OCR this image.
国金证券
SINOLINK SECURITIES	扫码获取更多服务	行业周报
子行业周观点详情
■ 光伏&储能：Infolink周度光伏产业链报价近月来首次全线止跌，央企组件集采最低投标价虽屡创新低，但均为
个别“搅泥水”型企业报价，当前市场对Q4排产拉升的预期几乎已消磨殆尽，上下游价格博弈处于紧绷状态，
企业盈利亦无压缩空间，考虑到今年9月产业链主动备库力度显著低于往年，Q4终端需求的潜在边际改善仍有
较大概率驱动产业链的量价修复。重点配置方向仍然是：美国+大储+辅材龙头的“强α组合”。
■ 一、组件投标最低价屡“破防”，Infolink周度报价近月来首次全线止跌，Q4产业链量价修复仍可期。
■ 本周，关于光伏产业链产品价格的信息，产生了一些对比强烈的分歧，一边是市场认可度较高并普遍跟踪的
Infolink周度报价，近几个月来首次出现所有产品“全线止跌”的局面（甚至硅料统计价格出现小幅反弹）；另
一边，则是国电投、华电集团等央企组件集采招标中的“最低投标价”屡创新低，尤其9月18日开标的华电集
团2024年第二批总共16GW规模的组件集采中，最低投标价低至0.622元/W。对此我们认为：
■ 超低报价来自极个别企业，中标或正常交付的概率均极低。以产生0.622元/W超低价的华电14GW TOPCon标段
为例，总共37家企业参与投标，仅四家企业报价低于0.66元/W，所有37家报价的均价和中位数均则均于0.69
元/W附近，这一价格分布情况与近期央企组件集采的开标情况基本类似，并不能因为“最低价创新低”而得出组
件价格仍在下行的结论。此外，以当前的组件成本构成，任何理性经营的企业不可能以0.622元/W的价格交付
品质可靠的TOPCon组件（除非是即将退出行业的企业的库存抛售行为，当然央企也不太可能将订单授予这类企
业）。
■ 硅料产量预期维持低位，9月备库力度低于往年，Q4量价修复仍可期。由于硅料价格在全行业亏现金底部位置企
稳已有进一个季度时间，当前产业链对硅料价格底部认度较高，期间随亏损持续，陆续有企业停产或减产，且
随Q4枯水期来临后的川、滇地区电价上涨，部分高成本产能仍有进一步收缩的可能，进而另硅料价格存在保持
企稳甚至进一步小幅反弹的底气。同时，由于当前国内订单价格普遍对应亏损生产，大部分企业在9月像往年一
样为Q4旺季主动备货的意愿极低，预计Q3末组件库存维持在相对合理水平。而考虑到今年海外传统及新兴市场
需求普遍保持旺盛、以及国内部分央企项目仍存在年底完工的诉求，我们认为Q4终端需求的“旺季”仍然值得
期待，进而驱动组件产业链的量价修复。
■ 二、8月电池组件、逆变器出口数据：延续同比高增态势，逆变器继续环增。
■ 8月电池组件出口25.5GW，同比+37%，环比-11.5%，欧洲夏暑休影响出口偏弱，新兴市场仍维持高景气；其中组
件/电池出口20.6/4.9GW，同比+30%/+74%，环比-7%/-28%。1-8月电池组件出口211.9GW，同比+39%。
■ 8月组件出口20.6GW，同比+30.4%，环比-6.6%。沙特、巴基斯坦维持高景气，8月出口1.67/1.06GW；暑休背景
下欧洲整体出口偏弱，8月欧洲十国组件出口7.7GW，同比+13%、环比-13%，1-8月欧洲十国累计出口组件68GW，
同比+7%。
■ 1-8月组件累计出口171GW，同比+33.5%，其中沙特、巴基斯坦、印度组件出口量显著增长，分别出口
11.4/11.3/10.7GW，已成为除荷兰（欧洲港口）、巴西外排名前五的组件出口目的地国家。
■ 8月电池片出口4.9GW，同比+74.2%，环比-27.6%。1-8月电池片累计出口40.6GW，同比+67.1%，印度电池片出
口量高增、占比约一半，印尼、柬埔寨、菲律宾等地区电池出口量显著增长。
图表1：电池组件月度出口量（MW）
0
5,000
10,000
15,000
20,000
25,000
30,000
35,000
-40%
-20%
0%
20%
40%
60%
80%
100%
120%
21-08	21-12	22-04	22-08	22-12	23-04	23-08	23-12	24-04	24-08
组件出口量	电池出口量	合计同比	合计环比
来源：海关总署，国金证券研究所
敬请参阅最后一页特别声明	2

########################################

▸ **PROBLEM REQUIREMENTS**
Give a word-for-word copy of the records.

▸ **TASK SOLUTION**
OCR this image.
国金证券
SINOLINK SECURITIES	扫码获取更多服务	行业周报
子行业周观点详情
■ 光伏&储能：Infolink周度光伏产业链报价近月来首次全线止跌，央企组件集采最低投标价虽屡创新低，但均为
个别“搅泥水”型企业报价，当前市场对Q4排产拉升的预期几乎已消磨殆尽，上下游价格博弈处于紧绷状态，
企业盈利亦无压缩空间，考虑到今年9月产业链主动备库力度显著低于往年，Q4终端需求的潜在边际改善仍有
较大概率驱动产业链的量价修复。重点配置方向仍然是：美国+大储+辅材龙头的“强α组合”。
■ 一、组件投标最低价屡“破防”，Infolink周度报价近月来首次全线止跌，Q4产业链量价修复仍可期。
■ 本周，关于光伏产业链产品价格的信息，产生了一些对比强烈的分歧，一边是市场认可度较高并普遍跟踪的
Infolink周度报价，近几个月来首次出现所有产品“全线止跌”的局面（甚至硅料统计价格出现小幅反弹）；另
一边，则是国电投、华电集团等央企组件集采招标中的“最低投标价”屡创新低，尤其9月18日开标的华电集
团2024年第二批总共16GW规模的组件集采中，最低投标价低至0.622元/W。对此我们认为：
■ 超低报价来自极个别企业，中标或正常交付的概率均极低。以产生0.622元/W超低价的华电14GW TOPCon标段
为例，总共37家企业参与投标，仅四家企业报价低于0.66元/W，所有37家报价的均价和中位数均则均于0.69
元/W附近，这一价格分布情况与近期央企组件集采的开标情况基本类似，并不能因为“最低价创新低”而得出组
件价格仍在下行的结论。此外，以当前的组件成本构成，任何理性经营的企业不可能以0.622元/W的价格交付
品质可靠的TOPCon组件（除非是即将退出行业的企业的库存抛售行为，当然央企也不太可能将订单授予这类企
业）。
■ 硅料产量预期维持低位，9月备库力度低于往年，Q4量价修复仍可期。由于硅料价格在全行业亏现金底部位置企
稳已有进一个季度时间，当前产业链对硅料价格底部认度较高，期间随亏损持续，陆续有企业停产或减产，且
随Q4枯水期来临后的川、滇地区电价上涨，部分高成本产能仍有进一步收缩的可能，进而另硅料价格存在保持
企稳甚至进一步小幅反弹的底气。同时，由于当前国内订单价格普遍对应亏损生产，大部分企业在9月像往年一
样为Q4旺季主动备货的意愿极低，预计Q3末组件库存维持在相对合理水平。而考虑到今年海外传统及新兴市场
需求普遍保持旺盛、以及国内部分央企项目仍存在年底完工的诉求，我们认为Q4终端需求的“旺季”仍然值得
期待，进而驱动组件产业链的量价修复。
■ 二、8月电池组件、逆变器出口数据：延续同比高增态势，逆变器继续环增。
■ 8月电池组件出口25.5GW，同比+37%，环比-11.5%，欧洲夏暑休影响出口偏弱，新兴市场仍维持高景气；其中组
件/电池出口20.6/4.9GW，同比+30%/+74%，环比-7%/-28%。1-8月电池组件出口211.9GW，同比+39%。
■ 8月组件出口20.6GW，同比+30.4%，环比-6.6%。沙特、巴基斯坦维持高景气，8月出口1.67/1.06GW；暑休背景
下欧洲整体出口偏弱，8月欧洲十国组件出口7.7GW，同比+13%、环比-13%，1-8月欧洲十国累计出口组件68GW，
同比+7%。
■ 1-8月组件累计出口171GW，同比+33.5%，其中沙特、巴基斯坦、印度组件出口量显著增长，分别出口
11.4/11.3/10.7GW，已成为除荷兰（欧洲港口）、巴西外排名前五的组件出口目的地国家。
■ 8月电池片出口4.9GW，同比+74.2%，环比-27.6%。1-8月电池片累计出口40.6GW，同比+67.1%，印度电池片出
口量高增、占比约一半，印尼、柬埔寨、菲律宾等地区电池出口量显著增长。
图表1：电池组件月度出口量（MW）
0
5,000
10,000
15,000
20,000
25,000
30,000
35,000
-40%
-20%
0%
20%
40%
60%
80%
100%
120%
21-08	21-12	22-04	22-08	22-12	23-04	23-08	23-12	24-04	24-08
组件出口量	电池出口量	合计同比	合计环比
来源：海关总署，国金证券研究所
敬请参阅最后一页特别声明	2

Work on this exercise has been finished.